Set down the full listing exactly as given. Any pictures are to be left out.
====== Data section
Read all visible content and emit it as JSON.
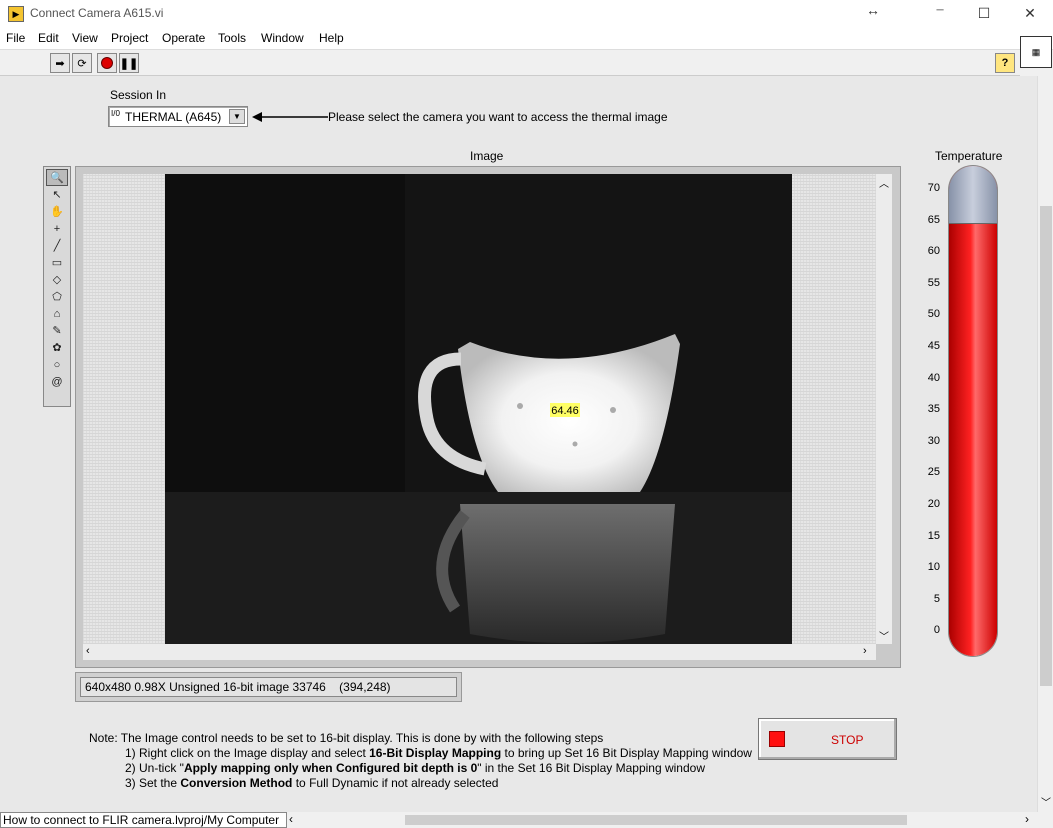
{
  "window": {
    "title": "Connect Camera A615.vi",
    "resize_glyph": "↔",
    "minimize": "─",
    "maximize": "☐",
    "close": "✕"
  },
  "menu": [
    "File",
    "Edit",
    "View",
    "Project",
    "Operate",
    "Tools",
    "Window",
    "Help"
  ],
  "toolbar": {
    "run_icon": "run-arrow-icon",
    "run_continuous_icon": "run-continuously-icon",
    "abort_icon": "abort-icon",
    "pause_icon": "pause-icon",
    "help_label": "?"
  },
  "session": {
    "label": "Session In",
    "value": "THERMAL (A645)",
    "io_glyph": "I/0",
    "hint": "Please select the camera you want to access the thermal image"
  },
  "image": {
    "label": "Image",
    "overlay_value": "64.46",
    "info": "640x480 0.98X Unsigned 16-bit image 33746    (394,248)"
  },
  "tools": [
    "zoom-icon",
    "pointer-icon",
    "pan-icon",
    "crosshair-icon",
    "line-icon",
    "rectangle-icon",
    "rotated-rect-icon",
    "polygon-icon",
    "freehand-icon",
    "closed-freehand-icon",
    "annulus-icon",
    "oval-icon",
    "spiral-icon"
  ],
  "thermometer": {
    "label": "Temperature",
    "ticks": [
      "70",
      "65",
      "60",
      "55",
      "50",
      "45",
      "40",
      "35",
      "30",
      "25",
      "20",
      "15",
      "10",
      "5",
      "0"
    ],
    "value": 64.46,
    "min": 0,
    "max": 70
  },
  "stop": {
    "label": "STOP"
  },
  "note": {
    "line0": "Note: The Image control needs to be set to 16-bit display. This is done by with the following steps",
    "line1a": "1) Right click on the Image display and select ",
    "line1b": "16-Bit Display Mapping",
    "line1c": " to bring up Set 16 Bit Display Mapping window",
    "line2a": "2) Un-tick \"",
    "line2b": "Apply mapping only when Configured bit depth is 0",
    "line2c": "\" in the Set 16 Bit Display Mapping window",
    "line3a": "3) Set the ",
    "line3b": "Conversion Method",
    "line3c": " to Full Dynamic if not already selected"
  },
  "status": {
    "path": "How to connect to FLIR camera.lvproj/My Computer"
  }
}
============
• [Solution]
Read all visible content and emit it as JSON.
{
  "window": {
    "title": "Connect Camera A615.vi",
    "resize_glyph": "↔",
    "minimize": "─",
    "maximize": "☐",
    "close": "✕"
  },
  "menu": [
    "File",
    "Edit",
    "View",
    "Project",
    "Operate",
    "Tools",
    "Window",
    "Help"
  ],
  "toolbar": {
    "run_icon": "run-arrow-icon",
    "run_continuous_icon": "run-continuously-icon",
    "abort_icon": "abort-icon",
    "pause_icon": "pause-icon",
    "help_label": "?"
  },
  "session": {
    "label": "Session In",
    "value": "THERMAL (A645)",
    "io_glyph": "I/0",
    "hint": "Please select the camera you want to access the thermal image"
  },
  "image": {
    "label": "Image",
    "overlay_value": "64.46",
    "info": "640x480 0.98X Unsigned 16-bit image 33746    (394,248)"
  },
  "tools": [
    "zoom-icon",
    "pointer-icon",
    "pan-icon",
    "crosshair-icon",
    "line-icon",
    "rectangle-icon",
    "rotated-rect-icon",
    "polygon-icon",
    "freehand-icon",
    "closed-freehand-icon",
    "annulus-icon",
    "oval-icon",
    "spiral-icon"
  ],
  "thermometer": {
    "label": "Temperature",
    "ticks": [
      "70",
      "65",
      "60",
      "55",
      "50",
      "45",
      "40",
      "35",
      "30",
      "25",
      "20",
      "15",
      "10",
      "5",
      "0"
    ],
    "value": 64.46,
    "min": 0,
    "max": 70
  },
  "stop": {
    "label": "STOP"
  },
  "note": {
    "line0": "Note: The Image control needs to be set to 16-bit display. This is done by with the following steps",
    "line1a": "1) Right click on the Image display and select ",
    "line1b": "16-Bit Display Mapping",
    "line1c": " to bring up Set 16 Bit Display Mapping window",
    "line2a": "2) Un-tick \"",
    "line2b": "Apply mapping only when Configured bit depth is 0",
    "line2c": "\" in the Set 16 Bit Display Mapping window",
    "line3a": "3) Set the ",
    "line3b": "Conversion Method",
    "line3c": " to Full Dynamic if not already selected"
  },
  "status": {
    "path": "How to connect to FLIR camera.lvproj/My Computer"
  }
}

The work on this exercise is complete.